Приведенный отрывок:
● ● ● ● ●

У нее сумка, полная документов и медицинских препаратов, а также устройство для вызова подмоги. Уход за больными по месту жительства иногда бывает опасным занятием. Мы пытаемся отправлять медсестер по двое, но это не всегда возможно, а медсестра-одиночка всегда подвергается риску нападения. Адити невысокая, в прошлом она была танцовщицей. После серьезной травмы ноги она перешла в уход за пациентами с нарушениями психического здоровья.
– Я всегда хотела работать в этой области, – признается она. – После травмы у меня был полный срыв: физический и психический. А медсестры вернули меня к жизни.
Адити открывает дверь и кричит:
– Мистер Джордж! Это медсестры, мы пришли посмотреть, как вы.
В этот момент живо вспоминается моя первая в жизни поездка за границу. Мы отправились в Тунис, и мне было десять. Когда дверь самолета открылась, жар и запах чуть не сбили меня с ног. Коридор мистера Джорджа производит такое же впечатление. Я буквально отпрыгиваю назад. От запаха его дома у меня слезятся глаза и першит горло. Мне приходится наклониться вперед, положить руки на бедра и сделать глубокий вдох. Адити делает то же самое. Мы смотрим друг на друга и входим. Коридор от пола до потолка завален газетами. Сквозь них проложена узкая тропинка, и, к счастью, мы обе достаточно худы, чтобы поместиться в ней вдвоем. Мы идем по запаху, словно погружаемся в канализацию. Я вполне ожидаю увидеть труп мистера Джорджа и мух, жужжащих вокруг него. Но мы слышим звуки включенного телевизора и крик: «Кто там?!»
Он сидит в кресле с высокой спинкой, как в домах престарелых, с пластиковым покрытием и деревянными подлокотниками. Мне нужно время, чтобы увидеть человека среди барахла в комнате. Сам мистер Джордж сидит, замаскировавшись, среди сотен газет. Адити открывает окно.
– Как ваши дела?
Он шевелится, и газеты начинают шуршать.
– Не так плохо.

● ● ● ● ●

Задания к упражнению:
**A.** Ответьте на вопросы по отрывку о визите медсестер к мистеру Джорджу:
(i) Кем Адити была в прошлом?
(ii) Куда рассказчик впервые поехал за границу и сколько ему тогда было лет?
(iii) Чем завален коридор мистера Джорджа?
**B.** Продолжите отрывок о визите медсестер к мистеру Джорджу, начав сразу после его слов «Не так плохо».
Список ниже никак не связан с отрывком.

(Записи из источника данных)
● ● ● ● ●

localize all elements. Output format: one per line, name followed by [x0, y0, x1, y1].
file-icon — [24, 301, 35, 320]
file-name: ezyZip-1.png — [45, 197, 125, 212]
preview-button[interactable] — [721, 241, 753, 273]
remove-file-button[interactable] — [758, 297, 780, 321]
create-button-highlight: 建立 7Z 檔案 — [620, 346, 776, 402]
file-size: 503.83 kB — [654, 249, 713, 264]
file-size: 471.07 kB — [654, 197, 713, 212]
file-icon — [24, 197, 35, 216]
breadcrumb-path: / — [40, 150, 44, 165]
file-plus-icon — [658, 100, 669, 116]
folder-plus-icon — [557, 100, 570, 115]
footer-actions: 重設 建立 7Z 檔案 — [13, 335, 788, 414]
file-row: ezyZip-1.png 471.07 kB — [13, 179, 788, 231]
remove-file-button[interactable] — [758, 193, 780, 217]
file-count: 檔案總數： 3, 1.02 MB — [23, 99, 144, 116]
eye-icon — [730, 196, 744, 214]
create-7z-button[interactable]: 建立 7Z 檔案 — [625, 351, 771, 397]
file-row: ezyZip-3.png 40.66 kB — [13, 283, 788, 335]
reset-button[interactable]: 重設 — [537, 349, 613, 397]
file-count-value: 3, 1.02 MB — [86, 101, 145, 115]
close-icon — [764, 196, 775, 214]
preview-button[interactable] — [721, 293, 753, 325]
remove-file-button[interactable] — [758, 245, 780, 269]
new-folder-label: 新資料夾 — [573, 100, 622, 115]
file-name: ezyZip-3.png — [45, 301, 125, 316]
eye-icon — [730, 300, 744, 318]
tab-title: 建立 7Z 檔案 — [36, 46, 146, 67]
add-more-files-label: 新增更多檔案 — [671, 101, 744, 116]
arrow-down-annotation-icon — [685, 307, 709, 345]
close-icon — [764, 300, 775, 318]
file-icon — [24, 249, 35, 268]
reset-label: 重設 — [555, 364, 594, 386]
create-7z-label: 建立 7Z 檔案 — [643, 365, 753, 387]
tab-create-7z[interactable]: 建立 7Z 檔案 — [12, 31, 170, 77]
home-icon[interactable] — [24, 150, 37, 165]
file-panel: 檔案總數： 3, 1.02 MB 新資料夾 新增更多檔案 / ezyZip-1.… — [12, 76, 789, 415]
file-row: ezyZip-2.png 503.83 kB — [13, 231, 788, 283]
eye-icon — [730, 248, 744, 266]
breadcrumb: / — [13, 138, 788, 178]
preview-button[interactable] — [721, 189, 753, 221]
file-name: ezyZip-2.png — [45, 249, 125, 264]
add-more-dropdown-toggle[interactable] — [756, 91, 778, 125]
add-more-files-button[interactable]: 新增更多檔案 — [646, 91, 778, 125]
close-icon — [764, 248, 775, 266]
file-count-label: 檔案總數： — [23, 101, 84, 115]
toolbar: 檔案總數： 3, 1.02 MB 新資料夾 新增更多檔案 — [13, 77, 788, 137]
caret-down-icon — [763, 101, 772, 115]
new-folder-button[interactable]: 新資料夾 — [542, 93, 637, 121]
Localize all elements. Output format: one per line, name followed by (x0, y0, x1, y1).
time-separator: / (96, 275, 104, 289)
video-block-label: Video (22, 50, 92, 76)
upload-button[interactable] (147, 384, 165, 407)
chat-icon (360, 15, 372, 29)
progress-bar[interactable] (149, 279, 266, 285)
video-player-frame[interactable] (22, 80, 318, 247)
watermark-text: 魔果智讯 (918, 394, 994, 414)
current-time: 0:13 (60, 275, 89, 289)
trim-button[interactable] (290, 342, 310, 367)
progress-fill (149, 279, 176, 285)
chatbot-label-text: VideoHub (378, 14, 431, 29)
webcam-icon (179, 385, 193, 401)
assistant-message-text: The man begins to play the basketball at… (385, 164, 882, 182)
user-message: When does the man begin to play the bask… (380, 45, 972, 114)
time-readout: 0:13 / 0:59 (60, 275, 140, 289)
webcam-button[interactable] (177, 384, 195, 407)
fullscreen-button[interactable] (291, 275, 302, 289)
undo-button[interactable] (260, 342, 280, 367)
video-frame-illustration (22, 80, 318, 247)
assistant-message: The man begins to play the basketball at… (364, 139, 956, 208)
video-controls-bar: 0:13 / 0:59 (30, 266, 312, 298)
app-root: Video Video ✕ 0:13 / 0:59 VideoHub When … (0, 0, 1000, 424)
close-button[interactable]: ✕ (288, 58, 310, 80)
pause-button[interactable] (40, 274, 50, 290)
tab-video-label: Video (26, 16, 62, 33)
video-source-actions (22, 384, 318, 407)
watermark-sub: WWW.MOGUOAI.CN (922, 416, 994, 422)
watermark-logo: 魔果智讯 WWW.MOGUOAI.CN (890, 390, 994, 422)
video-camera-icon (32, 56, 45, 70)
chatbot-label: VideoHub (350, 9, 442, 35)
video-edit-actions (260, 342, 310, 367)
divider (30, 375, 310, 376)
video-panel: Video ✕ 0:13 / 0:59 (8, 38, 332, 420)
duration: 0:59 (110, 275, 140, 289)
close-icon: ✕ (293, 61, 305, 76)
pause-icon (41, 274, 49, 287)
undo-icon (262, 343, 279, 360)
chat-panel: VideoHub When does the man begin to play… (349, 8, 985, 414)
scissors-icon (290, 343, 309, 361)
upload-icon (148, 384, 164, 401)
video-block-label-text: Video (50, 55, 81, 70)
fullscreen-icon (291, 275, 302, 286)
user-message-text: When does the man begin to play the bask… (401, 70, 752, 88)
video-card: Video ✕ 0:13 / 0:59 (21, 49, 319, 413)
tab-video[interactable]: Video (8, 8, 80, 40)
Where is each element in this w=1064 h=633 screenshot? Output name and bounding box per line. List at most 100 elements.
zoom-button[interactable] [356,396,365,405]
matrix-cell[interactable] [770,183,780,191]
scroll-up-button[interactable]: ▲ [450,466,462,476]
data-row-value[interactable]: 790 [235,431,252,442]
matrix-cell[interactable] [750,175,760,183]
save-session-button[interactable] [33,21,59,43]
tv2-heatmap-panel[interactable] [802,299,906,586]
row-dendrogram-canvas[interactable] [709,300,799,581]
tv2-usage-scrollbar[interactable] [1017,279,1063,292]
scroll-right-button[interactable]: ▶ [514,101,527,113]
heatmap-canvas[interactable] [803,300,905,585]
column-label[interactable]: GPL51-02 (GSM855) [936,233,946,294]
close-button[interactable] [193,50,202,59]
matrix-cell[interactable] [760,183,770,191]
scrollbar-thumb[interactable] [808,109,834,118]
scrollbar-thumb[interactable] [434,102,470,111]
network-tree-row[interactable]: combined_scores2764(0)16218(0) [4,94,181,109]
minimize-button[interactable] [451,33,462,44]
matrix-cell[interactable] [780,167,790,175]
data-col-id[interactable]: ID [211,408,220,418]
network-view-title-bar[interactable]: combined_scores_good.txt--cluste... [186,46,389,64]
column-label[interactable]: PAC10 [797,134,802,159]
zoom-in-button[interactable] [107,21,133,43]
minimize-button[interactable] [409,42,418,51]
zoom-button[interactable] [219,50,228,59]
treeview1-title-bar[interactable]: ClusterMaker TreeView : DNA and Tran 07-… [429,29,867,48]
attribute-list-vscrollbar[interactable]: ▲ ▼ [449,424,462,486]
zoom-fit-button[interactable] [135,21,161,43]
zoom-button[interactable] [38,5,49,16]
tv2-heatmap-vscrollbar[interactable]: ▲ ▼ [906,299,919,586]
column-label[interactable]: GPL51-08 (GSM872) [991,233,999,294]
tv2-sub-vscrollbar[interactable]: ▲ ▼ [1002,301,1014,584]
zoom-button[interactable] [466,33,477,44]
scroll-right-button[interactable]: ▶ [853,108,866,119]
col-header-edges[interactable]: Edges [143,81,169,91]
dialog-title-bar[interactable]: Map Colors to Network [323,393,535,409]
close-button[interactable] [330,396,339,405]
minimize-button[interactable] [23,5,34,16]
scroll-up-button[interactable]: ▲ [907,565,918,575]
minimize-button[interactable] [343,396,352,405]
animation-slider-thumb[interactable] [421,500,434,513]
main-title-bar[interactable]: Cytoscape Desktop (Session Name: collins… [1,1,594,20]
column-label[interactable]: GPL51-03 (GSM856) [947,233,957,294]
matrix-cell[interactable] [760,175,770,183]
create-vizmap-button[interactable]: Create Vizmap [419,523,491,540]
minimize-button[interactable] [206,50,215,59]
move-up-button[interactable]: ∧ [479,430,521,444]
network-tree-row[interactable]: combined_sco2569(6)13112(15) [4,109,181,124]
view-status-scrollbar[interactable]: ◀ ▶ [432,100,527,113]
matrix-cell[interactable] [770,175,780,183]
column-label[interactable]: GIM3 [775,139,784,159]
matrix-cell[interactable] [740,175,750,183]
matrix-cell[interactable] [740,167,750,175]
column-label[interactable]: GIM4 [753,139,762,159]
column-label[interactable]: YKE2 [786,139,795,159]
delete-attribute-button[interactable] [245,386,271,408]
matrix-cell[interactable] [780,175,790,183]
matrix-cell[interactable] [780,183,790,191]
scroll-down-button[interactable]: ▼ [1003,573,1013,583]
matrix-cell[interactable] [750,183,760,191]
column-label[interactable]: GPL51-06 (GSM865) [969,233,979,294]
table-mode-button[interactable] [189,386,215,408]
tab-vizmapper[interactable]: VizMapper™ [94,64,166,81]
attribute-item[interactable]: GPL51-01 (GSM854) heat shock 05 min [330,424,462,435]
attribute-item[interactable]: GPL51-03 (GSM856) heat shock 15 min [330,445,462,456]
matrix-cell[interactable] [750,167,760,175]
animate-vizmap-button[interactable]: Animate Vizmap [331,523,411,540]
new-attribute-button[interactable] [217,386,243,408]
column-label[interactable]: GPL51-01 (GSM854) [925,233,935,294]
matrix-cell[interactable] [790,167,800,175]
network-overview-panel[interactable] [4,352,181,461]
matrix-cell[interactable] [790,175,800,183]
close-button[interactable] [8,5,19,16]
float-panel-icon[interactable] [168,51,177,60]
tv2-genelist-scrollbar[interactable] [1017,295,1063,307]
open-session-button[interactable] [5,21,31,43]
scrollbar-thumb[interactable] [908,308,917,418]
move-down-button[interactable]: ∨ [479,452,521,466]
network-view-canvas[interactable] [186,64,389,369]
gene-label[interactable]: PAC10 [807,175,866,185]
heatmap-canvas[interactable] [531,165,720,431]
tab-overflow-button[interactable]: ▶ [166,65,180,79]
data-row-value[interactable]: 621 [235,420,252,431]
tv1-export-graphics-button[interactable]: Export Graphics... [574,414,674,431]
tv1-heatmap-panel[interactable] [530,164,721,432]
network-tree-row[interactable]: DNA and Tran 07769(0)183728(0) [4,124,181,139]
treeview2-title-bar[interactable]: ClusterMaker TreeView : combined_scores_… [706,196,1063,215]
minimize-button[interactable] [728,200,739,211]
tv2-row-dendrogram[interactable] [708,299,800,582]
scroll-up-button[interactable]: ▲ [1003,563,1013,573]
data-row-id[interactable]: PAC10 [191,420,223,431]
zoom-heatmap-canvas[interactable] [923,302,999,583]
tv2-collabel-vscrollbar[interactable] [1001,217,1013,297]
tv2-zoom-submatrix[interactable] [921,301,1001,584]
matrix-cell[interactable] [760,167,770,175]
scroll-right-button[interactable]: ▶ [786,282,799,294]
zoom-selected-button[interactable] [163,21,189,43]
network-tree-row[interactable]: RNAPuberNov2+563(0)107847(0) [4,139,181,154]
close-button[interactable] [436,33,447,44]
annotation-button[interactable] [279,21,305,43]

● ● ● ● ●

Ответы по номерам:
**A.**
(i) Танцовщицей.
(ii) В Тунис, в десять лет.
(iii) Газетами от пола до потолка.

**B.**
На столе рядом с ним лежит куча монет, старый билет на поезд, газета Radio Times, дозатор таблеток, стакан воды и переполненная пепельница. Мистер Джордж курит, но в пепельнице лежит еще одна сигарета, все еще зажженная. На потолке никаких следов пожарной сигнализации, а вокруг мистера Джорджа свалено так много газет и журналов. На каминной полке лежит стопка счетов рядом со старым проигрывателем, покрытым толстым слоем пыли. Повсюду стоят фотографии, старые, по большей части черно-белые. На них мистер Джордж молод и красив, и рядом с ним женщина, я полагаю, его жена. Он видит, куда я смотрю, и его глаза медленно следуют за моими к большой фотографии на стене. На ней мистер Джордж невероятно красив и весел, он одет в военную форму и держит за талию улыбающуюся и красивую женщину. Сравнивать его теперешнего с мужчиной на фотографии одновременно и грустно, и пугающе. Я знаю, что у него диагноз «депрессия». И он самый печальный человек, которого я когда-либо видела.
Адити делает так много дел одновременно. Она оценивает его состояние. Беспрестанно звонит в различные организации, которые ухаживают за пациентом, бригаде неотложной помощи и в клининговую компанию, которая специализируется на нездоровых людях. Они понимают, что убирать нужно постепенно.
– Люди, которые накапливают барахло, могут умереть, если внезапно убрать все за один раз, – говорит мне позже Адити.
О его переводе в больницу речи не идет. Она обзванивает ежедневных сиделок, выписывает ему лекарства и составляет его план ухода. Мистер Джордж все это время просто смотрит телевизор, почти в оцепенении. Я пытаюсь заговорить с ним, спрашиваю его о фотографиях, но ему, кажется, трудно говорить, как будто у него нет для этого сил. Он следит за мной взглядом. Мне кажется, он меня слушает. Я помогаю вытащить газеты из-под его стула и обнаруживаю под ними коробку с медалями. Я кладу их рядом с ним на стол, спрашиваю о них, но он только пожимает плечами. Интересно, как он их получил, каким храбрым он был, сколько жизней спас или забрал.
Я помогаю Адити помыть мистера Джорджа, счищая газеты с тех мест, где они прилипли к его потной коже, и пытаюсь отмыть заголовки, которые, как татуировки, перекочевали на его руки. Он продолжает смотреть прямо перед собой.
– Вы думаете о том, чтобы навредить себе? – спрашивает его Адити.
Он медленно поворачивается, смотрит на нее. Потом отрицательно качает головой. Понятно, что он слишком печален даже для того, чтобы навредить себе. Как будто его уже все равно нет в этом мире. Он оболочка. Тень. Депрессия – бесконечно жестокая болезнь.